Transcribe every line of the listing below without any deviation.
§
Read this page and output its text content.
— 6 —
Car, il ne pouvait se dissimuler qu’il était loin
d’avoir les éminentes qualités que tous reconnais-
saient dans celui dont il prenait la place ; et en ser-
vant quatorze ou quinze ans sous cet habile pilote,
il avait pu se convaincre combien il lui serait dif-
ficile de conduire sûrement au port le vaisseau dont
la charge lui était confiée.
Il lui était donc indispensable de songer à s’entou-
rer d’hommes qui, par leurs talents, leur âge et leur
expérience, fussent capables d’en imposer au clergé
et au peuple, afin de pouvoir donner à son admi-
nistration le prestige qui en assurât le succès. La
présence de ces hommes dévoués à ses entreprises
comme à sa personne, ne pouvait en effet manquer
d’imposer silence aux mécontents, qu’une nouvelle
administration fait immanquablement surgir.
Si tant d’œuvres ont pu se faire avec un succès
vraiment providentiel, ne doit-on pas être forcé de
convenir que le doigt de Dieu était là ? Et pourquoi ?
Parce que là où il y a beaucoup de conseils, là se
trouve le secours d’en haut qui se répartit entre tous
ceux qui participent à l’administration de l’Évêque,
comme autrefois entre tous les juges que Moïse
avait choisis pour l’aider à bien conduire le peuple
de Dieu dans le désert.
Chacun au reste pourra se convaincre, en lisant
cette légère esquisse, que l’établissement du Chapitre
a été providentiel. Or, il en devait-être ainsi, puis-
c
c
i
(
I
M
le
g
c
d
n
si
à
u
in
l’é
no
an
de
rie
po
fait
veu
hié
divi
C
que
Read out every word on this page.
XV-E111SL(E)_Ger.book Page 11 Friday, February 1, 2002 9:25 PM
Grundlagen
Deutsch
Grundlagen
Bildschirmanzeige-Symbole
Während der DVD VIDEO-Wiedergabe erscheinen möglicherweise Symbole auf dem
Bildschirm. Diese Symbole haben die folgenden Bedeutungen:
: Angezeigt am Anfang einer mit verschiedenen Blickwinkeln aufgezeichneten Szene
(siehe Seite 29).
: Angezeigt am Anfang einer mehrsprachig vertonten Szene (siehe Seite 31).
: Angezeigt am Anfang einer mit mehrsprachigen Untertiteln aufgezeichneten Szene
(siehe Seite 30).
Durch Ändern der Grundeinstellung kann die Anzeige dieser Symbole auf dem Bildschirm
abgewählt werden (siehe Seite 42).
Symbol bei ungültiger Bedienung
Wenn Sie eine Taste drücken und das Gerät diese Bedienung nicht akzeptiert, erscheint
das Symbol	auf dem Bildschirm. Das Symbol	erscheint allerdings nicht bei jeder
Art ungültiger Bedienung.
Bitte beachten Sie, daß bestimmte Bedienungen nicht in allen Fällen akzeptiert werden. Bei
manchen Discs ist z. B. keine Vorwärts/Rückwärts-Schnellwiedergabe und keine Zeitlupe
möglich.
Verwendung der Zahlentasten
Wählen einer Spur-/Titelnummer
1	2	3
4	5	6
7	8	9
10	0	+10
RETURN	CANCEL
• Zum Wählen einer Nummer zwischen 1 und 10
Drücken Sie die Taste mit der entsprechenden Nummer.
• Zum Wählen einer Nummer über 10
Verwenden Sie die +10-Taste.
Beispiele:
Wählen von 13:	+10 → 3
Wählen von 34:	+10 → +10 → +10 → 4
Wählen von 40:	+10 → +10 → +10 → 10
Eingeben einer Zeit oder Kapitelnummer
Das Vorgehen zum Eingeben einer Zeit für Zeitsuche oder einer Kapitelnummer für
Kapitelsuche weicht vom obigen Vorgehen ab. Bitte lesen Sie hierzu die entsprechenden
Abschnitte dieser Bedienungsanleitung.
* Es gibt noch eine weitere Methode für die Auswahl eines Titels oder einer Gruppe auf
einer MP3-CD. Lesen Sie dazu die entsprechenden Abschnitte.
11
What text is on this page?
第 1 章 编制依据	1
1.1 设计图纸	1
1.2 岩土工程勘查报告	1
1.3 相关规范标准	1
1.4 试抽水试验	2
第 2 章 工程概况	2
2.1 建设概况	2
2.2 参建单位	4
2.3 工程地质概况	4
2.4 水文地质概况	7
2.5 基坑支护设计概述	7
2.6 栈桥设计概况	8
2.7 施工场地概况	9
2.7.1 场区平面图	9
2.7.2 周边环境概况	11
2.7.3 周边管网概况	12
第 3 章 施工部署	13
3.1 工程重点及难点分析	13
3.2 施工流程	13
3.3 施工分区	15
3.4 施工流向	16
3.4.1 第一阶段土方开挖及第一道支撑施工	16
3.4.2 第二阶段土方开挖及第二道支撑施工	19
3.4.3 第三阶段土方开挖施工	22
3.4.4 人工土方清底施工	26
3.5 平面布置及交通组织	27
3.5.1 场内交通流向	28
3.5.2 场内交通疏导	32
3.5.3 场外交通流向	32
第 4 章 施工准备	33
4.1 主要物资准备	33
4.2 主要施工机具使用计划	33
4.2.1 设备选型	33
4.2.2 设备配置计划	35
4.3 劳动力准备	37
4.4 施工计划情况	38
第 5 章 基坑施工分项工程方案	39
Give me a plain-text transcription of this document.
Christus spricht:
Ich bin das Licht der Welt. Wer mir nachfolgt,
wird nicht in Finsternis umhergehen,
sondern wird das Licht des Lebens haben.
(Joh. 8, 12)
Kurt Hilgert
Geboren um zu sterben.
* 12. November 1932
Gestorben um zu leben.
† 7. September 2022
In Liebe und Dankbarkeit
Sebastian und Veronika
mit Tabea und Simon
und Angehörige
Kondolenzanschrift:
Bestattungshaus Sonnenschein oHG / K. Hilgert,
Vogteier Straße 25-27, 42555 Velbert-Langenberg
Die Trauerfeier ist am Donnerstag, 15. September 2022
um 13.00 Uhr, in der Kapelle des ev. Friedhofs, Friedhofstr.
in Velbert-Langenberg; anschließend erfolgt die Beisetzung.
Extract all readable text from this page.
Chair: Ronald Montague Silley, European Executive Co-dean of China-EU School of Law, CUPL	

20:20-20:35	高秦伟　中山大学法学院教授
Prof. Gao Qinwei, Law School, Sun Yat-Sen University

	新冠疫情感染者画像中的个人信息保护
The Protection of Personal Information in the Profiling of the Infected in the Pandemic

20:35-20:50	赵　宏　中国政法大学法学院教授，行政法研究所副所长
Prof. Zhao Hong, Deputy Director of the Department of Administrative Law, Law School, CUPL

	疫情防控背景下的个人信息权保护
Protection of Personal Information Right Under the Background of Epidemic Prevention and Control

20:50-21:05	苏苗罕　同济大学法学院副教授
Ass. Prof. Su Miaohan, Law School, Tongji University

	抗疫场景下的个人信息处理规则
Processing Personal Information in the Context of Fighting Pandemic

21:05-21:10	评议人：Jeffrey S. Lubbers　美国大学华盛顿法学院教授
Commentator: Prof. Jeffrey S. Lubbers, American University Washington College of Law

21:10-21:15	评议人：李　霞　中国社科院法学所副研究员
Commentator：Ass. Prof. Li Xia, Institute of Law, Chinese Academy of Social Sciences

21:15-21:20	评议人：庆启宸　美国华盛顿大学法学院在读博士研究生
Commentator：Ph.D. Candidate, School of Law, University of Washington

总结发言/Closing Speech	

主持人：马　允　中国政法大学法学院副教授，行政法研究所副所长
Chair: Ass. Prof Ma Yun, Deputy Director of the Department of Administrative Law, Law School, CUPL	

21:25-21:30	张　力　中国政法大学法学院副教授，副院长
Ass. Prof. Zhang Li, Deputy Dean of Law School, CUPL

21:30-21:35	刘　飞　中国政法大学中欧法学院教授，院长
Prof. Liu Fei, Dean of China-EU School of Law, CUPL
§
→ **Response to the exercise**:
Read this page and output its text content.
— 6 —
Car, il ne pouvait se dissimuler qu’il était loin
d’avoir les éminentes qualités que tous reconnais-
saient dans celui dont il prenait la place ; et en ser-
vant quatorze ou quinze ans sous cet habile pilote,
il avait pu se convaincre combien il lui serait dif-
ficile de conduire sûrement au port le vaisseau dont
la charge lui était confiée.
Il lui était donc indispensable de songer à s’entou-
rer d’hommes qui, par leurs talents, leur âge et leur
expérience, fussent capables d’en imposer au clergé
et au peuple, afin de pouvoir donner à son admi-
nistration le prestige qui en assurât le succès. La
présence de ces hommes dévoués à ses entreprises
comme à sa personne, ne pouvait en effet manquer
d’imposer silence aux mécontents, qu’une nouvelle
administration fait immanquablement surgir.
Si tant d’œuvres ont pu se faire avec un succès
vraiment providentiel, ne doit-on pas être forcé de
convenir que le doigt de Dieu était là ? Et pourquoi ?
Parce que là où il y a beaucoup de conseils, là se
trouve le secours d’en haut qui se répartit entre tous
ceux qui participent à l’administration de l’Évêque,
comme autrefois entre tous les juges que Moïse
avait choisis pour l’aider à bien conduire le peuple
de Dieu dans le désert.
Chacun au reste pourra se convaincre, en lisant
cette légère esquisse, que l’établissement du Chapitre
a été providentiel. Or, il en devait-être ainsi, puis-
c
c
i
(
I
M
le
g
c
d
n
si
à
u
in
l’é
no
an
de
rie
po
fait
veu
hié
divi
C
que
Read out every word on this page.
XV-E111SL(E)_Ger.book Page 11 Friday, February 1, 2002 9:25 PM
Grundlagen
Deutsch
Grundlagen
Bildschirmanzeige-Symbole
Während der DVD VIDEO-Wiedergabe erscheinen möglicherweise Symbole auf dem
Bildschirm. Diese Symbole haben die folgenden Bedeutungen:
: Angezeigt am Anfang einer mit verschiedenen Blickwinkeln aufgezeichneten Szene
(siehe Seite 29).
: Angezeigt am Anfang einer mehrsprachig vertonten Szene (siehe Seite 31).
: Angezeigt am Anfang einer mit mehrsprachigen Untertiteln aufgezeichneten Szene
(siehe Seite 30).
Durch Ändern der Grundeinstellung kann die Anzeige dieser Symbole auf dem Bildschirm
abgewählt werden (siehe Seite 42).
Symbol bei ungültiger Bedienung
Wenn Sie eine Taste drücken und das Gerät diese Bedienung nicht akzeptiert, erscheint
das Symbol	auf dem Bildschirm. Das Symbol	erscheint allerdings nicht bei jeder
Art ungültiger Bedienung.
Bitte beachten Sie, daß bestimmte Bedienungen nicht in allen Fällen akzeptiert werden. Bei
manchen Discs ist z. B. keine Vorwärts/Rückwärts-Schnellwiedergabe und keine Zeitlupe
möglich.
Verwendung der Zahlentasten
Wählen einer Spur-/Titelnummer
1	2	3
4	5	6
7	8	9
10	0	+10
RETURN	CANCEL
• Zum Wählen einer Nummer zwischen 1 und 10
Drücken Sie die Taste mit der entsprechenden Nummer.
• Zum Wählen einer Nummer über 10
Verwenden Sie die +10-Taste.
Beispiele:
Wählen von 13:	+10 → 3
Wählen von 34:	+10 → +10 → +10 → 4
Wählen von 40:	+10 → +10 → +10 → 10
Eingeben einer Zeit oder Kapitelnummer
Das Vorgehen zum Eingeben einer Zeit für Zeitsuche oder einer Kapitelnummer für
Kapitelsuche weicht vom obigen Vorgehen ab. Bitte lesen Sie hierzu die entsprechenden
Abschnitte dieser Bedienungsanleitung.
* Es gibt noch eine weitere Methode für die Auswahl eines Titels oder einer Gruppe auf
einer MP3-CD. Lesen Sie dazu die entsprechenden Abschnitte.
11
What text is on this page?
第 1 章 编制依据	1
1.1 设计图纸	1
1.2 岩土工程勘查报告	1
1.3 相关规范标准	1
1.4 试抽水试验	2
第 2 章 工程概况	2
2.1 建设概况	2
2.2 参建单位	4
2.3 工程地质概况	4
2.4 水文地质概况	7
2.5 基坑支护设计概述	7
2.6 栈桥设计概况	8
2.7 施工场地概况	9
2.7.1 场区平面图	9
2.7.2 周边环境概况	11
2.7.3 周边管网概况	12
第 3 章 施工部署	13
3.1 工程重点及难点分析	13
3.2 施工流程	13
3.3 施工分区	15
3.4 施工流向	16
3.4.1 第一阶段土方开挖及第一道支撑施工	16
3.4.2 第二阶段土方开挖及第二道支撑施工	19
3.4.3 第三阶段土方开挖施工	22
3.4.4 人工土方清底施工	26
3.5 平面布置及交通组织	27
3.5.1 场内交通流向	28
3.5.2 场内交通疏导	32
3.5.3 场外交通流向	32
第 4 章 施工准备	33
4.1 主要物资准备	33
4.2 主要施工机具使用计划	33
4.2.1 设备选型	33
4.2.2 设备配置计划	35
4.3 劳动力准备	37
4.4 施工计划情况	38
第 5 章 基坑施工分项工程方案	39
Give me a plain-text transcription of this document.
Christus spricht:
Ich bin das Licht der Welt. Wer mir nachfolgt,
wird nicht in Finsternis umhergehen,
sondern wird das Licht des Lebens haben.
(Joh. 8, 12)
Kurt Hilgert
Geboren um zu sterben.
* 12. November 1932
Gestorben um zu leben.
† 7. September 2022
In Liebe und Dankbarkeit
Sebastian und Veronika
mit Tabea und Simon
und Angehörige
Kondolenzanschrift:
Bestattungshaus Sonnenschein oHG / K. Hilgert,
Vogteier Straße 25-27, 42555 Velbert-Langenberg
Die Trauerfeier ist am Donnerstag, 15. September 2022
um 13.00 Uhr, in der Kapelle des ev. Friedhofs, Friedhofstr.
in Velbert-Langenberg; anschließend erfolgt die Beisetzung.
Extract all readable text from this page.
Chair: Ronald Montague Silley, European Executive Co-dean of China-EU School of Law, CUPL	

20:20-20:35	高秦伟　中山大学法学院教授
Prof. Gao Qinwei, Law School, Sun Yat-Sen University

	新冠疫情感染者画像中的个人信息保护
The Protection of Personal Information in the Profiling of the Infected in the Pandemic

20:35-20:50	赵　宏　中国政法大学法学院教授，行政法研究所副所长
Prof. Zhao Hong, Deputy Director of the Department of Administrative Law, Law School, CUPL

	疫情防控背景下的个人信息权保护
Protection of Personal Information Right Under the Background of Epidemic Prevention and Control

20:50-21:05	苏苗罕　同济大学法学院副教授
Ass. Prof. Su Miaohan, Law School, Tongji University

	抗疫场景下的个人信息处理规则
Processing Personal Information in the Context of Fighting Pandemic

21:05-21:10	评议人：Jeffrey S. Lubbers　美国大学华盛顿法学院教授
Commentator: Prof. Jeffrey S. Lubbers, American University Washington College of Law

21:10-21:15	评议人：李　霞　中国社科院法学所副研究员
Commentator：Ass. Prof. Li Xia, Institute of Law, Chinese Academy of Social Sciences

21:15-21:20	评议人：庆启宸　美国华盛顿大学法学院在读博士研究生
Commentator：Ph.D. Candidate, School of Law, University of Washington

总结发言/Closing Speech	

主持人：马　允　中国政法大学法学院副教授，行政法研究所副所长
Chair: Ass. Prof Ma Yun, Deputy Director of the Department of Administrative Law, Law School, CUPL	

21:25-21:30	张　力　中国政法大学法学院副教授，副院长
Ass. Prof. Zhang Li, Deputy Dean of Law School, CUPL

21:30-21:35	刘　飞　中国政法大学中欧法学院教授，院长
Prof. Liu Fei, Dean of China-EU School of Law, CUPL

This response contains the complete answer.